↓

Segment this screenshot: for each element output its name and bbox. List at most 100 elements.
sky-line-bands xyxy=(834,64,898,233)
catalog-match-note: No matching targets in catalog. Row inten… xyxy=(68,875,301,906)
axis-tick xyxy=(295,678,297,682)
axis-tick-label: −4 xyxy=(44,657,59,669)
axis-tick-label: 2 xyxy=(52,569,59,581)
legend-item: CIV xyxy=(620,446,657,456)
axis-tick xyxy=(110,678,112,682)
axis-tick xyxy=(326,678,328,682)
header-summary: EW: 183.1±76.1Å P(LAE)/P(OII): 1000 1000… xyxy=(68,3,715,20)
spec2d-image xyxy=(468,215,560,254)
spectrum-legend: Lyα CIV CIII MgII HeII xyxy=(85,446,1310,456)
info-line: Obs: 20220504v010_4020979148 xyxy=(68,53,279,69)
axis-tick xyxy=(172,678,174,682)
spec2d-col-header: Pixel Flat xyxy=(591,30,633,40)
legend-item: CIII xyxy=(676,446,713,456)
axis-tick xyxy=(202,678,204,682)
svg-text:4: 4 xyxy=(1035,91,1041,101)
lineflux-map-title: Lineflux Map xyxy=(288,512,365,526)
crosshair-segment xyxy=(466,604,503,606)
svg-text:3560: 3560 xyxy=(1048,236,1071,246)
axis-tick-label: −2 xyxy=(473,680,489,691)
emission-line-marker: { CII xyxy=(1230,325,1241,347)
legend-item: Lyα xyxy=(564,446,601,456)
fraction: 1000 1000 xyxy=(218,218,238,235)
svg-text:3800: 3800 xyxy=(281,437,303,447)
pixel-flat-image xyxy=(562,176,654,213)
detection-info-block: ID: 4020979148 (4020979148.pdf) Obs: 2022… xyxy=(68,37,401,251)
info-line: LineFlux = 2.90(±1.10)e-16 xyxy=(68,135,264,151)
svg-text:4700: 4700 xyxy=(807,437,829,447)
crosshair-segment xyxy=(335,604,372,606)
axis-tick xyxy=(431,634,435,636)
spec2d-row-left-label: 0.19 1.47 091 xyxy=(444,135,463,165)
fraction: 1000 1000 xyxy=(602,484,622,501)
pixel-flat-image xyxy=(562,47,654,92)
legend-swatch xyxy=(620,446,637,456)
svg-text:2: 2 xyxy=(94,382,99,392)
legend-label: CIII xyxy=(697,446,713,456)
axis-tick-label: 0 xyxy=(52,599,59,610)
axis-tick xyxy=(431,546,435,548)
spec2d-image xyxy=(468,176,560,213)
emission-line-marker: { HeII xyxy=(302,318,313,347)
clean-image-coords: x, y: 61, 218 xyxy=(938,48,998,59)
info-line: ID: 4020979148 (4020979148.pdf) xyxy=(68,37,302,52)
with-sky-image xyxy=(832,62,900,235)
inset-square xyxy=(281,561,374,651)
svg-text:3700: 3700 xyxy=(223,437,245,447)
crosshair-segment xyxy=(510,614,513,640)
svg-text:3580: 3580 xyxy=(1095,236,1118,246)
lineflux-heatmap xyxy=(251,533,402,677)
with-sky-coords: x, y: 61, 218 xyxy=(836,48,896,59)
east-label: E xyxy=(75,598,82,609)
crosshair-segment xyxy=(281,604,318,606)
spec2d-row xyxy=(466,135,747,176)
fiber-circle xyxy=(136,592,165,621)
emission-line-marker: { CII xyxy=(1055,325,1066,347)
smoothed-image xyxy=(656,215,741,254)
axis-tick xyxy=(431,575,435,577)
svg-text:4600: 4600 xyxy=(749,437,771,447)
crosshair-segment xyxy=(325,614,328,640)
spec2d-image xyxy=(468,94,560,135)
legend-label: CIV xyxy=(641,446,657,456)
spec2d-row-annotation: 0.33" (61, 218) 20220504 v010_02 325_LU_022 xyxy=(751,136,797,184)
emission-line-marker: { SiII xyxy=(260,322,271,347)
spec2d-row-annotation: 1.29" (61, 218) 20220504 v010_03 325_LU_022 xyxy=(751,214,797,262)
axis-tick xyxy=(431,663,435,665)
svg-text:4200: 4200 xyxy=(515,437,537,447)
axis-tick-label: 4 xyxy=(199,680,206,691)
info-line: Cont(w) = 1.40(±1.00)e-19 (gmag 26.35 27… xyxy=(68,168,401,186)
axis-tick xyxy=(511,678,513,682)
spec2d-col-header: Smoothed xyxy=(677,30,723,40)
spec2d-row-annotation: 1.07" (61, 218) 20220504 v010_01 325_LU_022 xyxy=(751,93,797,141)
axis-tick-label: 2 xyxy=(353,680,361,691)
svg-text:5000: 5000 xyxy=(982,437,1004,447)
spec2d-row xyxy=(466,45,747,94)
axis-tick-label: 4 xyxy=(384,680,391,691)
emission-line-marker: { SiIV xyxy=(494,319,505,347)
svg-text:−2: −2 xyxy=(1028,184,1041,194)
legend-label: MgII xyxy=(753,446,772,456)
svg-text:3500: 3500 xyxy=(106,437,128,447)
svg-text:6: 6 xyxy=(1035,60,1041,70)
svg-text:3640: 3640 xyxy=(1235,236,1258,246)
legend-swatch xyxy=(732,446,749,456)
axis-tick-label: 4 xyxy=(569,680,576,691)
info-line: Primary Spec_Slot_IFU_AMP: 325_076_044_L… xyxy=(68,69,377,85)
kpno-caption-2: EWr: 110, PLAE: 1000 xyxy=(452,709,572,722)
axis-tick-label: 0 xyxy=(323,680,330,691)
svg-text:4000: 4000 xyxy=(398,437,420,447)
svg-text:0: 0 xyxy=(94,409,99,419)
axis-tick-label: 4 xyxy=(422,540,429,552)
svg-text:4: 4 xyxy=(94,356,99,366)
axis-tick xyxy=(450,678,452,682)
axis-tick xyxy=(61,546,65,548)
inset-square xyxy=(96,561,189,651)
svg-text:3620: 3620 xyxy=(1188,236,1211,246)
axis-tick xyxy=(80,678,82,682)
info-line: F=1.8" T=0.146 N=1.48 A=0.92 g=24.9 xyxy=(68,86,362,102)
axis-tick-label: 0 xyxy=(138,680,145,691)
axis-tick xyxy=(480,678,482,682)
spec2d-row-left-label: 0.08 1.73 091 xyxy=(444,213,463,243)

↑

• _Set problem_
Show every line of the records above that contains the word "square".

• _Answer to this problem_
inset-square xyxy=(281,561,374,651)
inset-square xyxy=(96,561,189,651)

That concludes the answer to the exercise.